__GIVEN REQUEST__:
Write out the records that appear below, verbatim and complete, but without pictures.

(Lines of data)
START
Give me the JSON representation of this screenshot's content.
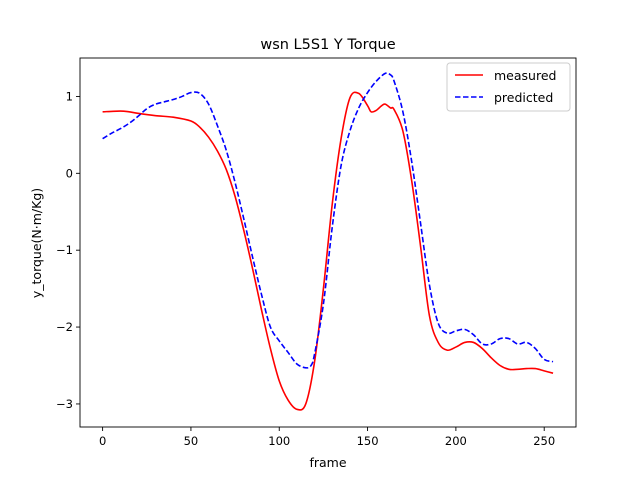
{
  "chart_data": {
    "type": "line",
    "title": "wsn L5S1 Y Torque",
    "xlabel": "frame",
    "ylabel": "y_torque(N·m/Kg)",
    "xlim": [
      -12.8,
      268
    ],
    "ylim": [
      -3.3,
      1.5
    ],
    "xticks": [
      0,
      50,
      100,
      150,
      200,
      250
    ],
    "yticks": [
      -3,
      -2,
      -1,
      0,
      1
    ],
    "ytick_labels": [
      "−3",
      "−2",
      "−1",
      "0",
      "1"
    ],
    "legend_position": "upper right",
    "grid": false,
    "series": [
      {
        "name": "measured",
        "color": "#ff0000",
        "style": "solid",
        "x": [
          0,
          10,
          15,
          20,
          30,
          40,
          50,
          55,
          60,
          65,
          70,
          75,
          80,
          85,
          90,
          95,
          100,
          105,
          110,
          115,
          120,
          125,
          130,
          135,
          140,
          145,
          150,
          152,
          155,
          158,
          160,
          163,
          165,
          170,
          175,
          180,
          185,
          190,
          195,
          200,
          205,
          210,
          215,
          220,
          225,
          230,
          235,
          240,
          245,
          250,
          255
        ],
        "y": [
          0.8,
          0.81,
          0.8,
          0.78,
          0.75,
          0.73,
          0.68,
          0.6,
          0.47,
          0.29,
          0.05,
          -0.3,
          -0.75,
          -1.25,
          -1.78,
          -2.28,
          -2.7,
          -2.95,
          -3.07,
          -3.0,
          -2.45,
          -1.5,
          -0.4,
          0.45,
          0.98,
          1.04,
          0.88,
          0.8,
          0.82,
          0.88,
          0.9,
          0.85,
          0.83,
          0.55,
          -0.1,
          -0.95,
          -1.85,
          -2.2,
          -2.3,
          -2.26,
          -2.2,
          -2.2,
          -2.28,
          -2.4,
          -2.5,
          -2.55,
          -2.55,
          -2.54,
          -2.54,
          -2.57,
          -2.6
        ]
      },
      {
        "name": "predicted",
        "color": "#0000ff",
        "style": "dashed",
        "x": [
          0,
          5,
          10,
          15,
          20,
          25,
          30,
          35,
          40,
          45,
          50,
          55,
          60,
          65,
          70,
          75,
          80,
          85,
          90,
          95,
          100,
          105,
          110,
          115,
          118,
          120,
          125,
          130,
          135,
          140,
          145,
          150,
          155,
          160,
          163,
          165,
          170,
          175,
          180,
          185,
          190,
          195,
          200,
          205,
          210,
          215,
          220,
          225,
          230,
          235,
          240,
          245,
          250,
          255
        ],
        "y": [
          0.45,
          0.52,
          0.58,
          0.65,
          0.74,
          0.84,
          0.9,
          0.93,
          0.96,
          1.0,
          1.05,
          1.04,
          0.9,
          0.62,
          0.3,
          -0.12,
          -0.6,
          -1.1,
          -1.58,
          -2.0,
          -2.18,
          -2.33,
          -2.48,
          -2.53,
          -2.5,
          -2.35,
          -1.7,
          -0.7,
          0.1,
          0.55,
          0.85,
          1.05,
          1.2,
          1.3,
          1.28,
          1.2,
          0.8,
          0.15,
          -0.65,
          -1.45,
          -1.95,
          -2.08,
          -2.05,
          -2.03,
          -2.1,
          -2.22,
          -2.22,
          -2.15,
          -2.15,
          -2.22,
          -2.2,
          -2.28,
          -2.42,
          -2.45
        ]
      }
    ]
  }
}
END
__THE REPLY__:
Give me the JSON representation of this screenshot's content.
{
  "chart_data": {
    "type": "line",
    "title": "wsn L5S1 Y Torque",
    "xlabel": "frame",
    "ylabel": "y_torque(N·m/Kg)",
    "xlim": [
      -12.8,
      268
    ],
    "ylim": [
      -3.3,
      1.5
    ],
    "xticks": [
      0,
      50,
      100,
      150,
      200,
      250
    ],
    "yticks": [
      -3,
      -2,
      -1,
      0,
      1
    ],
    "ytick_labels": [
      "−3",
      "−2",
      "−1",
      "0",
      "1"
    ],
    "legend_position": "upper right",
    "grid": false,
    "series": [
      {
        "name": "measured",
        "color": "#ff0000",
        "style": "solid",
        "x": [
          0,
          10,
          15,
          20,
          30,
          40,
          50,
          55,
          60,
          65,
          70,
          75,
          80,
          85,
          90,
          95,
          100,
          105,
          110,
          115,
          120,
          125,
          130,
          135,
          140,
          145,
          150,
          152,
          155,
          158,
          160,
          163,
          165,
          170,
          175,
          180,
          185,
          190,
          195,
          200,
          205,
          210,
          215,
          220,
          225,
          230,
          235,
          240,
          245,
          250,
          255
        ],
        "y": [
          0.8,
          0.81,
          0.8,
          0.78,
          0.75,
          0.73,
          0.68,
          0.6,
          0.47,
          0.29,
          0.05,
          -0.3,
          -0.75,
          -1.25,
          -1.78,
          -2.28,
          -2.7,
          -2.95,
          -3.07,
          -3.0,
          -2.45,
          -1.5,
          -0.4,
          0.45,
          0.98,
          1.04,
          0.88,
          0.8,
          0.82,
          0.88,
          0.9,
          0.85,
          0.83,
          0.55,
          -0.1,
          -0.95,
          -1.85,
          -2.2,
          -2.3,
          -2.26,
          -2.2,
          -2.2,
          -2.28,
          -2.4,
          -2.5,
          -2.55,
          -2.55,
          -2.54,
          -2.54,
          -2.57,
          -2.6
        ]
      },
      {
        "name": "predicted",
        "color": "#0000ff",
        "style": "dashed",
        "x": [
          0,
          5,
          10,
          15,
          20,
          25,
          30,
          35,
          40,
          45,
          50,
          55,
          60,
          65,
          70,
          75,
          80,
          85,
          90,
          95,
          100,
          105,
          110,
          115,
          118,
          120,
          125,
          130,
          135,
          140,
          145,
          150,
          155,
          160,
          163,
          165,
          170,
          175,
          180,
          185,
          190,
          195,
          200,
          205,
          210,
          215,
          220,
          225,
          230,
          235,
          240,
          245,
          250,
          255
        ],
        "y": [
          0.45,
          0.52,
          0.58,
          0.65,
          0.74,
          0.84,
          0.9,
          0.93,
          0.96,
          1.0,
          1.05,
          1.04,
          0.9,
          0.62,
          0.3,
          -0.12,
          -0.6,
          -1.1,
          -1.58,
          -2.0,
          -2.18,
          -2.33,
          -2.48,
          -2.53,
          -2.5,
          -2.35,
          -1.7,
          -0.7,
          0.1,
          0.55,
          0.85,
          1.05,
          1.2,
          1.3,
          1.28,
          1.2,
          0.8,
          0.15,
          -0.65,
          -1.45,
          -1.95,
          -2.08,
          -2.05,
          -2.03,
          -2.1,
          -2.22,
          -2.22,
          -2.15,
          -2.15,
          -2.22,
          -2.2,
          -2.28,
          -2.42,
          -2.45
        ]
      }
    ]
  }
}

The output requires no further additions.